DESCRIPTION OF THE TASK:
Copy everything in the data below exactly except the pictures.

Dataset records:
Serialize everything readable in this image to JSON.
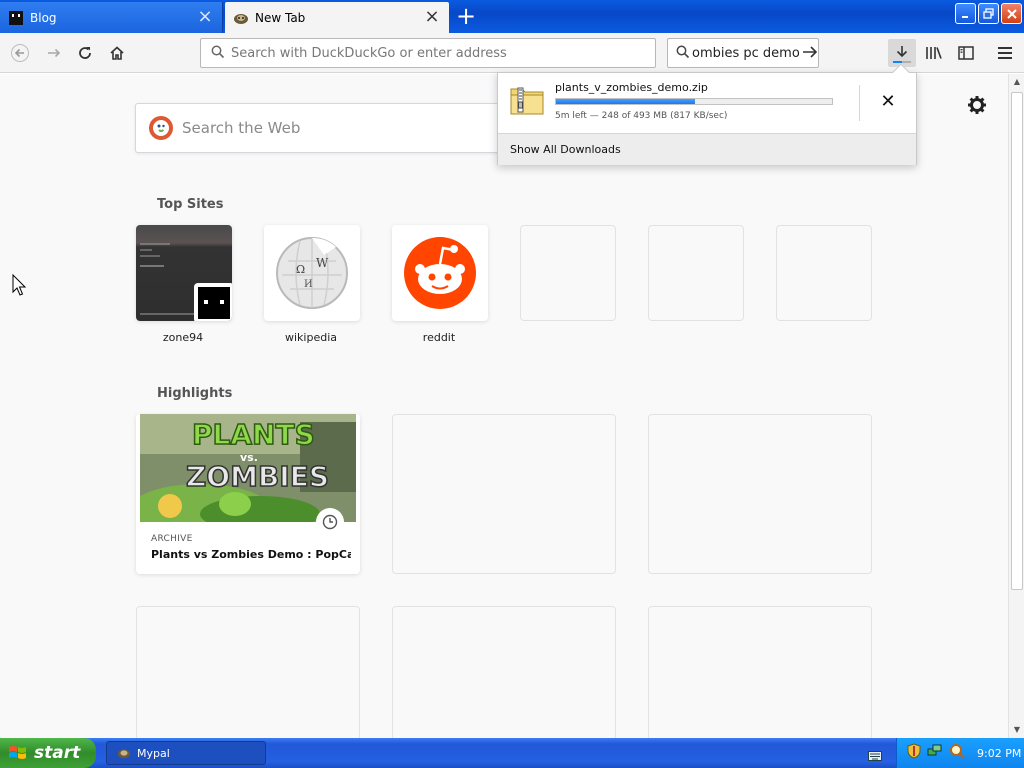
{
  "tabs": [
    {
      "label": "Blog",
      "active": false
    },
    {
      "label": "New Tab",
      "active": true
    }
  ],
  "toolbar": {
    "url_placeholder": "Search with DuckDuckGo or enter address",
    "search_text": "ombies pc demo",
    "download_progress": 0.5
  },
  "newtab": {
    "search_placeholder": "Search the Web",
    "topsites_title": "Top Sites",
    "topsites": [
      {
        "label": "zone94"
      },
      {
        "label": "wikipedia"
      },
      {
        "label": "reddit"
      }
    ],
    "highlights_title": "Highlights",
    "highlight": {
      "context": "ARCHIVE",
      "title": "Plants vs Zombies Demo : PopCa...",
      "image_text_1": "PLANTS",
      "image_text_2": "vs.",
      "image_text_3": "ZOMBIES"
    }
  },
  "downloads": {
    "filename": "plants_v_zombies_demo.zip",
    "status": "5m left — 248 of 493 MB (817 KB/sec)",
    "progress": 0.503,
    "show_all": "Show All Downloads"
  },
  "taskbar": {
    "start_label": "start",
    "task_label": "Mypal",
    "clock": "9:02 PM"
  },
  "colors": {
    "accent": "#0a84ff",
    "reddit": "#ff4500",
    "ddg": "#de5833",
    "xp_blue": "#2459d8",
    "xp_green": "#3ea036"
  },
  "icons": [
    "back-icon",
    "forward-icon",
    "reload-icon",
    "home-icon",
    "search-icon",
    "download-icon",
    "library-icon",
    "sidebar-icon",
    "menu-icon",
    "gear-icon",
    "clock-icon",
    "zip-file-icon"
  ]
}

RESPONSE BELOW:
Serialize everything readable in this image to JSON.
{
  "tabs": [
    {
      "label": "Blog",
      "active": false
    },
    {
      "label": "New Tab",
      "active": true
    }
  ],
  "toolbar": {
    "url_placeholder": "Search with DuckDuckGo or enter address",
    "search_text": "ombies pc demo",
    "download_progress": 0.5
  },
  "newtab": {
    "search_placeholder": "Search the Web",
    "topsites_title": "Top Sites",
    "topsites": [
      {
        "label": "zone94"
      },
      {
        "label": "wikipedia"
      },
      {
        "label": "reddit"
      }
    ],
    "highlights_title": "Highlights",
    "highlight": {
      "context": "ARCHIVE",
      "title": "Plants vs Zombies Demo : PopCa...",
      "image_text_1": "PLANTS",
      "image_text_2": "vs.",
      "image_text_3": "ZOMBIES"
    }
  },
  "downloads": {
    "filename": "plants_v_zombies_demo.zip",
    "status": "5m left — 248 of 493 MB (817 KB/sec)",
    "progress": 0.503,
    "show_all": "Show All Downloads"
  },
  "taskbar": {
    "start_label": "start",
    "task_label": "Mypal",
    "clock": "9:02 PM"
  },
  "colors": {
    "accent": "#0a84ff",
    "reddit": "#ff4500",
    "ddg": "#de5833",
    "xp_blue": "#2459d8",
    "xp_green": "#3ea036"
  },
  "icons": [
    "back-icon",
    "forward-icon",
    "reload-icon",
    "home-icon",
    "search-icon",
    "download-icon",
    "library-icon",
    "sidebar-icon",
    "menu-icon",
    "gear-icon",
    "clock-icon",
    "zip-file-icon"
  ]
}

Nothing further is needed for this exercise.